Dataset records on visual material
-=-=-
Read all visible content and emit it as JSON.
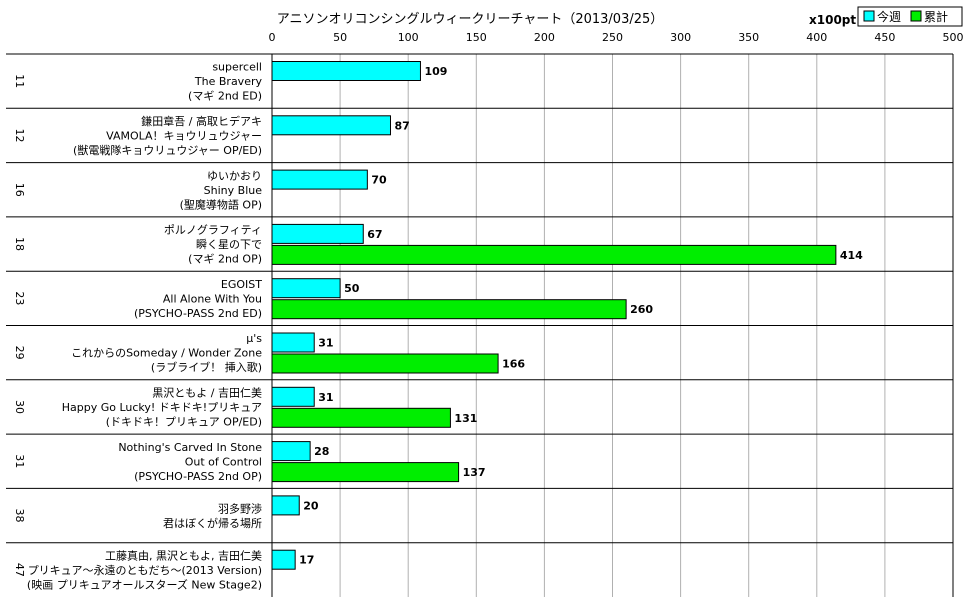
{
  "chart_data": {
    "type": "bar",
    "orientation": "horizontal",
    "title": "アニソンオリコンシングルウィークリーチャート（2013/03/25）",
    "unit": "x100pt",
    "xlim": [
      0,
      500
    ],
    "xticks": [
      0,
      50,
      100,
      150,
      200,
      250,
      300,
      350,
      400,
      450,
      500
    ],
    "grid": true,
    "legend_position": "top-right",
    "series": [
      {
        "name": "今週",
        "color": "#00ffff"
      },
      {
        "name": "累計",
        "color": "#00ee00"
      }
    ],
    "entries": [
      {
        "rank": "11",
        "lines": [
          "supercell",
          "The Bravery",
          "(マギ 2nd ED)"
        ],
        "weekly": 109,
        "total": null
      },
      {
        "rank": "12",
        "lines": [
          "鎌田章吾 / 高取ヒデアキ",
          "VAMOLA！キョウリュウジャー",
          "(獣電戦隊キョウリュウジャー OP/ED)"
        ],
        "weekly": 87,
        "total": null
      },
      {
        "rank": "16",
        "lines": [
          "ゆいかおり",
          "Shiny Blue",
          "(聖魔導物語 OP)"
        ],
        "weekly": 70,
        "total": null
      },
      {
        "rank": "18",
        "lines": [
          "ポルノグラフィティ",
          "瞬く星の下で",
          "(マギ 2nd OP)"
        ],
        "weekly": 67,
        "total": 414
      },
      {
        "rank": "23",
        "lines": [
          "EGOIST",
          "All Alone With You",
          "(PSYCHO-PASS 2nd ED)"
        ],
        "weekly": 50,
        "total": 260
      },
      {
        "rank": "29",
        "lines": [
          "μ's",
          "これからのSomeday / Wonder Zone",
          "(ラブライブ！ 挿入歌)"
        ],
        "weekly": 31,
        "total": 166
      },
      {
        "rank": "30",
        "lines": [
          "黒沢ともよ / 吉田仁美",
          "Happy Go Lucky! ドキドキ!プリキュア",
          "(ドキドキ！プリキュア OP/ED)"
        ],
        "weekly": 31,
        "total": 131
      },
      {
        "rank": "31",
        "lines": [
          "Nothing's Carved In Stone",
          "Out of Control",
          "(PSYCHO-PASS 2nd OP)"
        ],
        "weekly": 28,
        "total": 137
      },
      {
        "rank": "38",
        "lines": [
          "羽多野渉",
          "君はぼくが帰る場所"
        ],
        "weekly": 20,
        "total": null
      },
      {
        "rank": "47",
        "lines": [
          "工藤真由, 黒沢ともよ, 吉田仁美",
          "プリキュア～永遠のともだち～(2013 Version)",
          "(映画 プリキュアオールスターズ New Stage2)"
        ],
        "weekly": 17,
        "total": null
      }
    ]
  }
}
-=-=-
List every line above that holds the word "weekly".

        "weekly": 109,
        "weekly": 87,
        "weekly": 70,
        "weekly": 67,
        "weekly": 50,
        "weekly": 31,
        "weekly": 31,
        "weekly": 28,
        "weekly": 20,
        "weekly": 17,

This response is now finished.